*Your goal*.
The listing below should be copied in full, word for word.
|---|
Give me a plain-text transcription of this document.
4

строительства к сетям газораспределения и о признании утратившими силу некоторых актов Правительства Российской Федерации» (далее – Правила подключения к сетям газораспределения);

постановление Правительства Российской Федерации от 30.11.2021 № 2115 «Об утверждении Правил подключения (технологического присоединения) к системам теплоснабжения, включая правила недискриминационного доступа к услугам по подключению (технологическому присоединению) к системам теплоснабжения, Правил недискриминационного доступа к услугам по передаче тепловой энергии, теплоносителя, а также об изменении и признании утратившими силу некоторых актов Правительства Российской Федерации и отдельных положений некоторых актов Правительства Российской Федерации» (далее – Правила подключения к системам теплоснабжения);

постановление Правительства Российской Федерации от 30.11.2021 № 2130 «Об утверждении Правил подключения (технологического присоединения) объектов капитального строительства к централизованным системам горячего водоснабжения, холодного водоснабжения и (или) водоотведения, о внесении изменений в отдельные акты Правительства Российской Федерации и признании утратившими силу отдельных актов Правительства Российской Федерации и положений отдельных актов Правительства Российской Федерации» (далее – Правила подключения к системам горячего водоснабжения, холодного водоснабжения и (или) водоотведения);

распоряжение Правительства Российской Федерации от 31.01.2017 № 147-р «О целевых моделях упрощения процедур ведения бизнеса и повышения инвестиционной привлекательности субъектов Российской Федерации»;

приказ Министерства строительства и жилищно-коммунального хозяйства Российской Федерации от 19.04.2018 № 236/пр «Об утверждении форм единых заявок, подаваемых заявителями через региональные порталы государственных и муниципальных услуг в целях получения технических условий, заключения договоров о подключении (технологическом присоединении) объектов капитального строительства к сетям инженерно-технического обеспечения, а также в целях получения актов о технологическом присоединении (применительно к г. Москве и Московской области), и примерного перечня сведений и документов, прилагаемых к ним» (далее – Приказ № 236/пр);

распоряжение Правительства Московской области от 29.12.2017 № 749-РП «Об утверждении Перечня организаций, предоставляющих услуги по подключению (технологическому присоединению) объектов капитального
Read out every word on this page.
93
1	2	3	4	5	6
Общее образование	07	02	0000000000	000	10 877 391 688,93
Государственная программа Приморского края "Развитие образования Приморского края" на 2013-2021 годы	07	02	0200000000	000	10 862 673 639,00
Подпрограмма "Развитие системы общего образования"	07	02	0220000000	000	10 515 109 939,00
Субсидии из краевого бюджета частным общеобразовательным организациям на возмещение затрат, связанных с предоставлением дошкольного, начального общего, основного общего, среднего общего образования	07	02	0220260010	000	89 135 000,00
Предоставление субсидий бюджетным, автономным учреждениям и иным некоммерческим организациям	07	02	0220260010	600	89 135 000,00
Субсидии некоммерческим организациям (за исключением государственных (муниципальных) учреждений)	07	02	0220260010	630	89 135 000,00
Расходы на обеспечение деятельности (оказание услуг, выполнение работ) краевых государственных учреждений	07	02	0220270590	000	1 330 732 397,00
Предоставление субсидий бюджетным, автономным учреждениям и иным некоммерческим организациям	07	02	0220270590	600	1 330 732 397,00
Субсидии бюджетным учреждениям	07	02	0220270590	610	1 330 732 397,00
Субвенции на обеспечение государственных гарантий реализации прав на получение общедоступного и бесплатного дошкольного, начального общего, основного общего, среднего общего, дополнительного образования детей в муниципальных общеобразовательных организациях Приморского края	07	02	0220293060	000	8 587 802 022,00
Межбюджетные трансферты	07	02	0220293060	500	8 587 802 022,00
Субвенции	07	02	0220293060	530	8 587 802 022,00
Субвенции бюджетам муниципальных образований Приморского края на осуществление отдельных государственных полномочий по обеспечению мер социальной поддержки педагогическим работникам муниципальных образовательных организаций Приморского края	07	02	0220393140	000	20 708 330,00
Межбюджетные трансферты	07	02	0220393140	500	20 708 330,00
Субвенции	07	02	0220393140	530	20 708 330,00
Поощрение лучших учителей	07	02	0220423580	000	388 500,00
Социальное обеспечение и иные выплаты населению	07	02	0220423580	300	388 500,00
|---|
*Full response*.
Give me a plain-text transcription of this document.
4

строительства к сетям газораспределения и о признании утратившими силу некоторых актов Правительства Российской Федерации» (далее – Правила подключения к сетям газораспределения);

постановление Правительства Российской Федерации от 30.11.2021 № 2115 «Об утверждении Правил подключения (технологического присоединения) к системам теплоснабжения, включая правила недискриминационного доступа к услугам по подключению (технологическому присоединению) к системам теплоснабжения, Правил недискриминационного доступа к услугам по передаче тепловой энергии, теплоносителя, а также об изменении и признании утратившими силу некоторых актов Правительства Российской Федерации и отдельных положений некоторых актов Правительства Российской Федерации» (далее – Правила подключения к системам теплоснабжения);

постановление Правительства Российской Федерации от 30.11.2021 № 2130 «Об утверждении Правил подключения (технологического присоединения) объектов капитального строительства к централизованным системам горячего водоснабжения, холодного водоснабжения и (или) водоотведения, о внесении изменений в отдельные акты Правительства Российской Федерации и признании утратившими силу отдельных актов Правительства Российской Федерации и положений отдельных актов Правительства Российской Федерации» (далее – Правила подключения к системам горячего водоснабжения, холодного водоснабжения и (или) водоотведения);

распоряжение Правительства Российской Федерации от 31.01.2017 № 147-р «О целевых моделях упрощения процедур ведения бизнеса и повышения инвестиционной привлекательности субъектов Российской Федерации»;

приказ Министерства строительства и жилищно-коммунального хозяйства Российской Федерации от 19.04.2018 № 236/пр «Об утверждении форм единых заявок, подаваемых заявителями через региональные порталы государственных и муниципальных услуг в целях получения технических условий, заключения договоров о подключении (технологическом присоединении) объектов капитального строительства к сетям инженерно-технического обеспечения, а также в целях получения актов о технологическом присоединении (применительно к г. Москве и Московской области), и примерного перечня сведений и документов, прилагаемых к ним» (далее – Приказ № 236/пр);

распоряжение Правительства Московской области от 29.12.2017 № 749-РП «Об утверждении Перечня организаций, предоставляющих услуги по подключению (технологическому присоединению) объектов капитального
Read out every word on this page.
93
1	2	3	4	5	6
Общее образование	07	02	0000000000	000	10 877 391 688,93
Государственная программа Приморского края "Развитие образования Приморского края" на 2013-2021 годы	07	02	0200000000	000	10 862 673 639,00
Подпрограмма "Развитие системы общего образования"	07	02	0220000000	000	10 515 109 939,00
Субсидии из краевого бюджета частным общеобразовательным организациям на возмещение затрат, связанных с предоставлением дошкольного, начального общего, основного общего, среднего общего образования	07	02	0220260010	000	89 135 000,00
Предоставление субсидий бюджетным, автономным учреждениям и иным некоммерческим организациям	07	02	0220260010	600	89 135 000,00
Субсидии некоммерческим организациям (за исключением государственных (муниципальных) учреждений)	07	02	0220260010	630	89 135 000,00
Расходы на обеспечение деятельности (оказание услуг, выполнение работ) краевых государственных учреждений	07	02	0220270590	000	1 330 732 397,00
Предоставление субсидий бюджетным, автономным учреждениям и иным некоммерческим организациям	07	02	0220270590	600	1 330 732 397,00
Субсидии бюджетным учреждениям	07	02	0220270590	610	1 330 732 397,00
Субвенции на обеспечение государственных гарантий реализации прав на получение общедоступного и бесплатного дошкольного, начального общего, основного общего, среднего общего, дополнительного образования детей в муниципальных общеобразовательных организациях Приморского края	07	02	0220293060	000	8 587 802 022,00
Межбюджетные трансферты	07	02	0220293060	500	8 587 802 022,00
Субвенции	07	02	0220293060	530	8 587 802 022,00
Субвенции бюджетам муниципальных образований Приморского края на осуществление отдельных государственных полномочий по обеспечению мер социальной поддержки педагогическим работникам муниципальных образовательных организаций Приморского края	07	02	0220393140	000	20 708 330,00
Межбюджетные трансферты	07	02	0220393140	500	20 708 330,00
Субвенции	07	02	0220393140	530	20 708 330,00
Поощрение лучших учителей	07	02	0220423580	000	388 500,00
Социальное обеспечение и иные выплаты населению	07	02	0220423580	300	388 500,00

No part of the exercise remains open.